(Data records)
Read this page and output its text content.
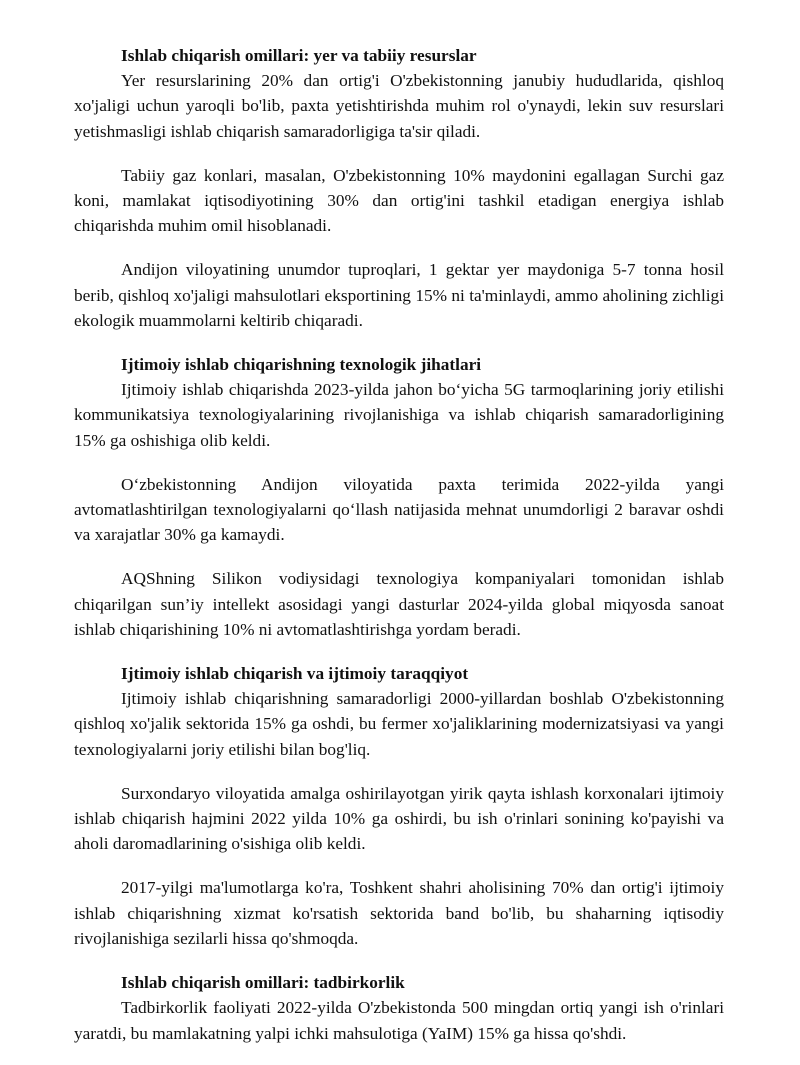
Ishlab chiqarish omillari: yer va tabiiy resurslar

Yer resurslarining 20% dan ortig'i O'zbekistonning janubiy hududlarida, qishloq xo'jaligi uchun yaroqli bo'lib, paxta yetishtirishda muhim rol o'ynaydi, lekin suv resurslari yetishmasligi ishlab chiqarish samaradorligiga ta'sir qiladi.

Tabiiy gaz konlari, masalan, O'zbekistonning 10% maydonini egallagan Surchi gaz koni, mamlakat iqtisodiyotining 30% dan ortig'ini tashkil etadigan energiya ishlab chiqarishda muhim omil hisoblanadi.

Andijon viloyatining unumdor tuproqlari, 1 gektar yer maydoniga 5-7 tonna hosil berib, qishloq xo'jaligi mahsulotlari eksportining 15% ni ta'minlaydi, ammo aholining zichligi ekologik muammolarni keltirib chiqaradi.

Ijtimoiy ishlab chiqarishning texnologik jihatlari

Ijtimoiy ishlab chiqarishda 2023-yilda jahon bo‘yicha 5G tarmoqlarining joriy etilishi kommunikatsiya texnologiyalarining rivojlanishiga va ishlab chiqarish samaradorligining 15% ga oshishiga olib keldi.

O‘zbekistonning Andijon viloyatida paxta terimida 2022-yilda yangi avtomatlashtirilgan texnologiyalarni qo‘llash natijasida mehnat unumdorligi 2 baravar oshdi va xarajatlar 30% ga kamaydi.

AQShning Silikon vodiysidagi texnologiya kompaniyalari tomonidan ishlab chiqarilgan sun’iy intellekt asosidagi yangi dasturlar 2024-yilda global miqyosda sanoat ishlab chiqarishining 10% ni avtomatlashtirishga yordam beradi.

Ijtimoiy ishlab chiqarish va ijtimoiy taraqqiyot

Ijtimoiy ishlab chiqarishning samaradorligi 2000-yillardan boshlab O'zbekistonning qishloq xo'jalik sektorida 15% ga oshdi, bu fermer xo'jaliklarining modernizatsiyasi va yangi texnologiyalarni joriy etilishi bilan bog'liq.

Surxondaryo viloyatida amalga oshirilayotgan yirik qayta ishlash korxonalari ijtimoiy ishlab chiqarish hajmini 2022 yilda 10% ga oshirdi, bu ish o'rinlari sonining ko'payishi va aholi daromadlarining o'sishiga olib keldi.

2017-yilgi ma'lumotlarga ko'ra, Toshkent shahri aholisining 70% dan ortig'i ijtimoiy ishlab chiqarishning xizmat ko'rsatish sektorida band bo'lib, bu shaharning iqtisodiy rivojlanishiga sezilarli hissa qo'shmoqda.

Ishlab chiqarish omillari: tadbirkorlik

Tadbirkorlik faoliyati 2022-yilda O'zbekistonda 500 mingdan ortiq yangi ish o'rinlari yaratdi, bu mamlakatning yalpi ichki mahsulotiga (YaIM) 15% ga hissa qo'shdi.
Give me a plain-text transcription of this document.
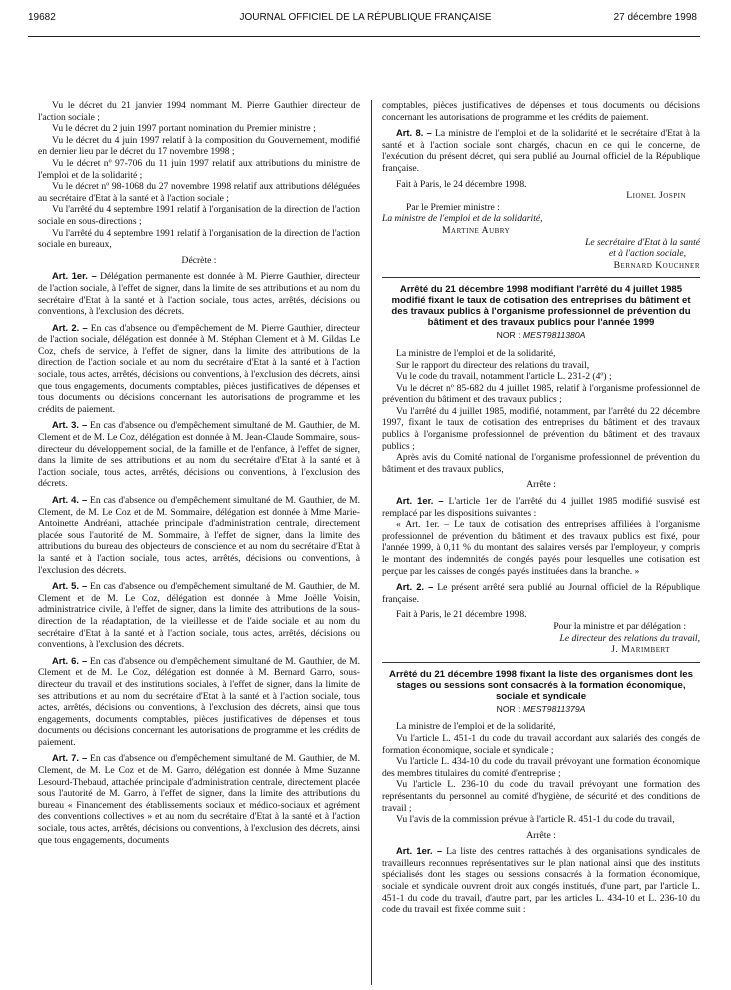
19682	JOURNAL OFFICIEL DE LA RÉPUBLIQUE FRANÇAISE	27 décembre 1998

Vu le décret du 21 janvier 1994 nommant M. Pierre Gauthier directeur de l'action sociale ;

Vu le décret du 2 juin 1997 portant nomination du Premier ministre ;

Vu le décret du 4 juin 1997 relatif à la composition du Gouvernement, modifié en dernier lieu par le décret du 17 novembre 1998 ;

Vu le décret nº 97-706 du 11 juin 1997 relatif aux attributions du ministre de l'emploi et de la solidarité ;

Vu le décret nº 98-1068 du 27 novembre 1998 relatif aux attributions déléguées au secrétaire d'Etat à la santé et à l'action sociale ;

Vu l'arrêté du 4 septembre 1991 relatif à l'organisation de la direction de l'action sociale en sous-directions ;

Vu l'arrêté du 4 septembre 1991 relatif à l'organisation de la direction de l'action sociale en bureaux,

Décrète :

Art. 1er. – Délégation permanente est donnée à M. Pierre Gauthier, directeur de l'action sociale, à l'effet de signer, dans la limite de ses attributions et au nom du secrétaire d'Etat à la santé et à l'action sociale, tous actes, arrêtés, décisions ou conventions, à l'exclusion des décrets.

Art. 2. – En cas d'absence ou d'empêchement de M. Pierre Gauthier, directeur de l'action sociale, délégation est donnée à M. Stéphan Clement et à M. Gildas Le Coz, chefs de service, à l'effet de signer, dans la limite des attributions de la direction de l'action sociale et au nom du secrétaire d'Etat à la santé et à l'action sociale, tous actes, arrêtés, décisions ou conventions, à l'exclusion des décrets, ainsi que tous engagements, documents comptables, pièces justificatives de dépenses et tous documents ou décisions concernant les autorisations de programme et les crédits de paiement.

Art. 3. – En cas d'absence ou d'empêchement simultané de M. Gauthier, de M. Clement et de M. Le Coz, délégation est donnée à M. Jean-Claude Sommaire, sous-directeur du développement social, de la famille et de l'enfance, à l'effet de signer, dans la limite de ses attributions et au nom du secrétaire d'Etat à la santé et à l'action sociale, tous actes, arrêtés, décisions ou conventions, à l'exclusion des décrets.

Art. 4. – En cas d'absence ou d'empêchement simultané de M. Gauthier, de M. Clement, de M. Le Coz et de M. Sommaire, délégation est donnée à Mme Marie-Antoinette Andréani, attachée principale d'administration centrale, directement placée sous l'autorité de M. Sommaire, à l'effet de signer, dans la limite des attributions du bureau des objecteurs de conscience et au nom du secrétaire d'Etat à la santé et à l'action sociale, tous actes, arrêtés, décisions ou conventions, à l'exclusion des décrets.

Art. 5. – En cas d'absence ou d'empêchement simultané de M. Gauthier, de M. Clement et de M. Le Coz, délégation est donnée à Mme Joëlle Voisin, administratrice civile, à l'effet de signer, dans la limite des attributions de la sous-direction de la réadaptation, de la vieillesse et de l'aide sociale et au nom du secrétaire d'Etat à la santé et à l'action sociale, tous actes, arrêtés, décisions ou conventions, à l'exclusion des décrets.

Art. 6. – En cas d'absence ou d'empêchement simultané de M. Gauthier, de M. Clement et de M. Le Coz, délégation est donnée à M. Bernard Garro, sous-directeur du travail et des institutions sociales, à l'effet de signer, dans la limite de ses attributions et au nom du secrétaire d'Etat à la santé et à l'action sociale, tous actes, arrêtés, décisions ou conventions, à l'exclusion des décrets, ainsi que tous engagements, documents comptables, pièces justificatives de dépenses et tous documents ou décisions concernant les autorisations de programme et les crédits de paiement.

Art. 7. – En cas d'absence ou d'empêchement simultané de M. Gauthier, de M. Clement, de M. Le Coz et de M. Garro, délégation est donnée à Mme Suzanne Lesourd-Thebaud, attachée principale d'administration centrale, directement placée sous l'autorité de M. Garro, à l'effet de signer, dans la limite des attributions du bureau « Financement des établissements sociaux et médico-sociaux et agrément des conventions collectives » et au nom du secrétaire d'Etat à la santé et à l'action sociale, tous actes, arrêtés, décisions ou conventions, à l'exclusion des décrets, ainsi que tous engagements, documents

comptables, pièces justificatives de dépenses et tous documents ou décisions concernant les autorisations de programme et les crédits de paiement.

Art. 8. – La ministre de l'emploi et de la solidarité et le secrétaire d'Etat à la santé et à l'action sociale sont chargés, chacun en ce qui le concerne, de l'exécution du présent décret, qui sera publié au Journal officiel de la République française.

Fait à Paris, le 24 décembre 1998.

Lionel Jospin

Par le Premier ministre :

La ministre de l'emploi et de la solidarité,

Martine Aubry

Le secrétaire d'Etat à la santé

et à l'action sociale,

Bernard Kouchner

Arrêté du 21 décembre 1998 modifiant l'arrêté du 4 juillet 1985 modifié fixant le taux de cotisation des entreprises du bâtiment et des travaux publics à l'organisme professionnel de prévention du bâtiment et des travaux publics pour l'année 1999
NOR : MEST9811380A

La ministre de l'emploi et de la solidarité,

Sur le rapport du directeur des relations du travail,

Vu le code du travail, notamment l'article L. 231-2 (4º) ;

Vu le décret nº 85-682 du 4 juillet 1985, relatif à l'organisme professionnel de prévention du bâtiment et des travaux publics ;

Vu l'arrêté du 4 juillet 1985, modifié, notamment, par l'arrêté du 22 décembre 1997, fixant le taux de cotisation des entreprises du bâtiment et des travaux publics à l'organisme professionnel de prévention du bâtiment et des travaux publics ;

Après avis du Comité national de l'organisme professionnel de prévention du bâtiment et des travaux publics,

Arrête :

Art. 1er. – L'article 1er de l'arrêté du 4 juillet 1985 modifié susvisé est remplacé par les dispositions suivantes :

« Art. 1er. – Le taux de cotisation des entreprises affiliées à l'organisme professionnel de prévention du bâtiment et des travaux publics est fixé, pour l'année 1999, à 0,11 % du montant des salaires versés par l'employeur, y compris le montant des indemnités de congés payés pour lesquelles une cotisation est perçue par les caisses de congés payés instituées dans la branche. »

Art. 2. – Le présent arrêté sera publié au Journal officiel de la République française.

Fait à Paris, le 21 décembre 1998.

Pour la ministre et par délégation :

Le directeur des relations du travail,

J. Marimbert

Arrêté du 21 décembre 1998 fixant la liste des organismes dont les stages ou sessions sont consacrés à la formation économique, sociale et syndicale
NOR : MEST9811379A

La ministre de l'emploi et de la solidarité,

Vu l'article L. 451-1 du code du travail accordant aux salariés des congés de formation économique, sociale et syndicale ;

Vu l'article L. 434-10 du code du travail prévoyant une formation économique des membres titulaires du comité d'entreprise ;

Vu l'article L. 236-10 du code du travail prévoyant une formation des représentants du personnel au comité d'hygiène, de sécurité et des conditions de travail ;

Vu l'avis de la commission prévue à l'article R. 451-1 du code du travail,

Arrête :

Art. 1er. – La liste des centres rattachés à des organisations syndicales de travailleurs reconnues représentatives sur le plan national ainsi que des instituts spécialisés dont les stages ou sessions consacrés à la formation économique, sociale et syndicale ouvrent droit aux congés institués, d'une part, par l'article L. 451-1 du code du travail, d'autre part, par les articles L. 434-10 et L. 236-10 du code du travail est fixée comme suit :
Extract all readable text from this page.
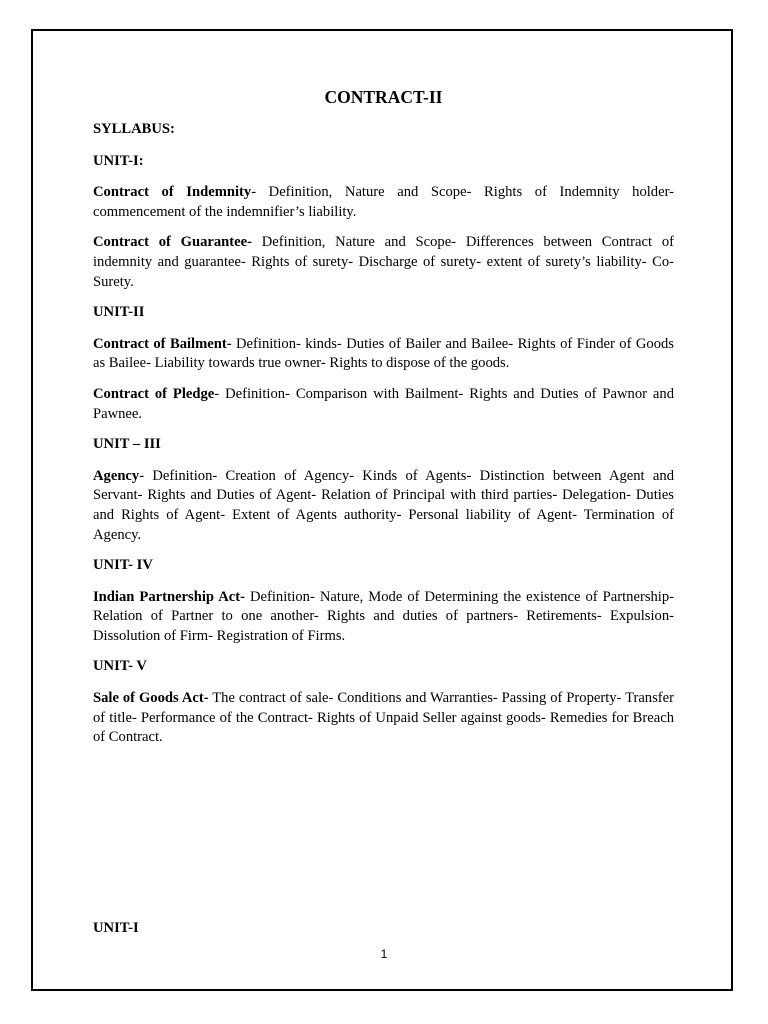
CONTRACT-II
SYLLABUS:
UNIT-I:

Contract of Indemnity- Definition, Nature and Scope- Rights of Indemnity holder- commencement of the indemnifier’s liability.

Contract of Guarantee- Definition, Nature and Scope- Differences between Contract of indemnity and guarantee- Rights of surety- Discharge of surety- extent of surety’s liability- Co- Surety.

UNIT-II

Contract of Bailment- Definition- kinds- Duties of Bailer and Bailee- Rights of Finder of Goods as Bailee- Liability towards true owner- Rights to dispose of the goods.

Contract of Pledge- Definition- Comparison with Bailment- Rights and Duties of Pawnor and Pawnee.

UNIT – III

Agency- Definition- Creation of Agency- Kinds of Agents- Distinction between Agent and Servant- Rights and Duties of Agent- Relation of Principal with third parties- Delegation- Duties and Rights of Agent- Extent of Agents authority- Personal liability of Agent- Termination of Agency.

UNIT- IV

Indian Partnership Act- Definition- Nature, Mode of Determining the existence of Partnership- Relation of Partner to one another- Rights and duties of partners- Retirements- Expulsion- Dissolution of Firm- Registration of Firms.

UNIT- V

Sale of Goods Act- The contract of sale- Conditions and Warranties- Passing of Property- Transfer of title- Performance of the Contract- Rights of Unpaid Seller against goods- Remedies for Breach of Contract.

UNIT-I
1
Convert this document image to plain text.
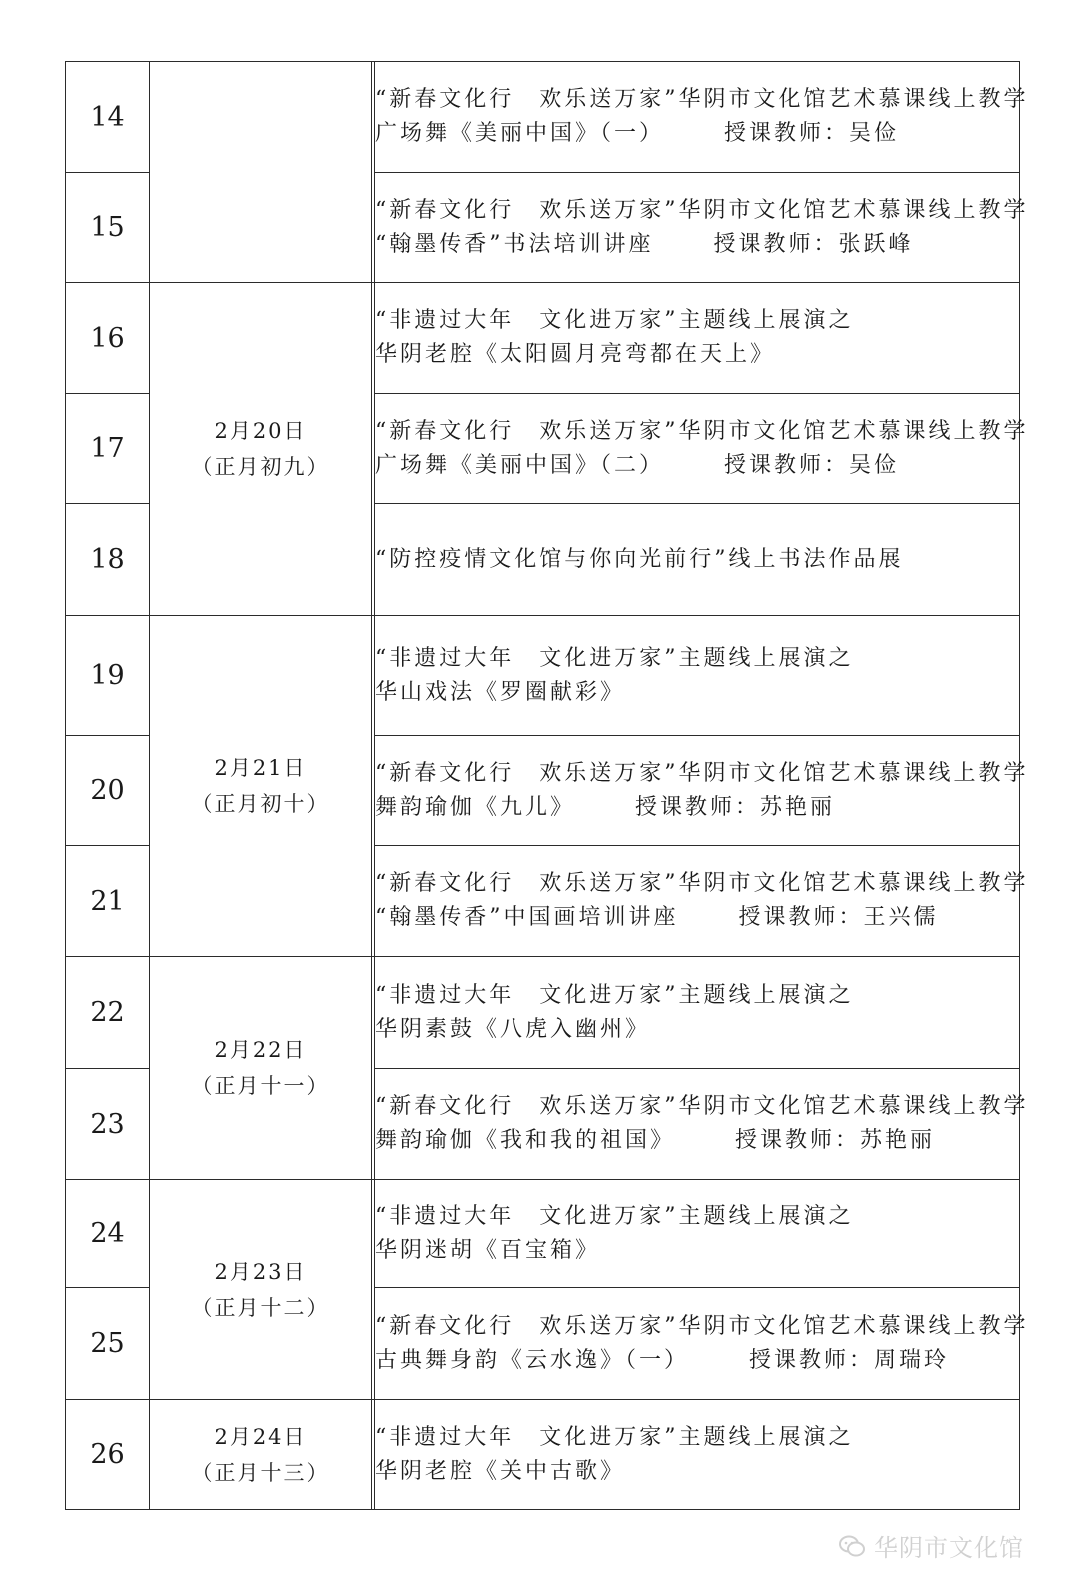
14			“新春文化行　欢乐送万家”华阴市文化馆艺术慕课线上教学
广场舞《美丽中国》（一） 授课教师：吴俭

15			“新春文化行　欢乐送万家”华阴市文化馆艺术慕课线上教学
“翰墨传香”书法培训讲座 授课教师：张跃峰

16	2月20日
（正月初九）		“非遗过大年　文化进万家”主题线上展演之
华阴老腔《太阳圆月亮弯都在天上》

17			“新春文化行　欢乐送万家”华阴市文化馆艺术慕课线上教学
广场舞《美丽中国》（二） 授课教师：吴俭

18			“防控疫情文化馆与你向光前行”线上书法作品展

19	2月21日
（正月初十）		“非遗过大年　文化进万家”主题线上展演之
华山戏法《罗圈献彩》

20			“新春文化行　欢乐送万家”华阴市文化馆艺术慕课线上教学
舞韵瑜伽《九儿》 授课教师：苏艳丽

21			“新春文化行　欢乐送万家”华阴市文化馆艺术慕课线上教学
“翰墨传香”中国画培训讲座 授课教师：王兴儒

22	2月22日
（正月十一）		“非遗过大年　文化进万家”主题线上展演之
华阴素鼓《八虎入幽州》

23			“新春文化行　欢乐送万家”华阴市文化馆艺术慕课线上教学
舞韵瑜伽《我和我的祖国》 授课教师：苏艳丽

24	2月23日
（正月十二）		“非遗过大年　文化进万家”主题线上展演之
华阴迷胡《百宝箱》

25			“新春文化行　欢乐送万家”华阴市文化馆艺术慕课线上教学
古典舞身韵《云水逸》（一） 授课教师：周瑞玲

26	2月24日
（正月十三）		“非遗过大年　文化进万家”主题线上展演之
华阴老腔《关中古歌》
华阴市文化馆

» **What is needed**:
Copy out every line in the listing where the word "UNIT" appears.

» **Task output**:
UNIT-I:
UNIT-II
UNIT – III
UNIT- IV
UNIT- V
UNIT-I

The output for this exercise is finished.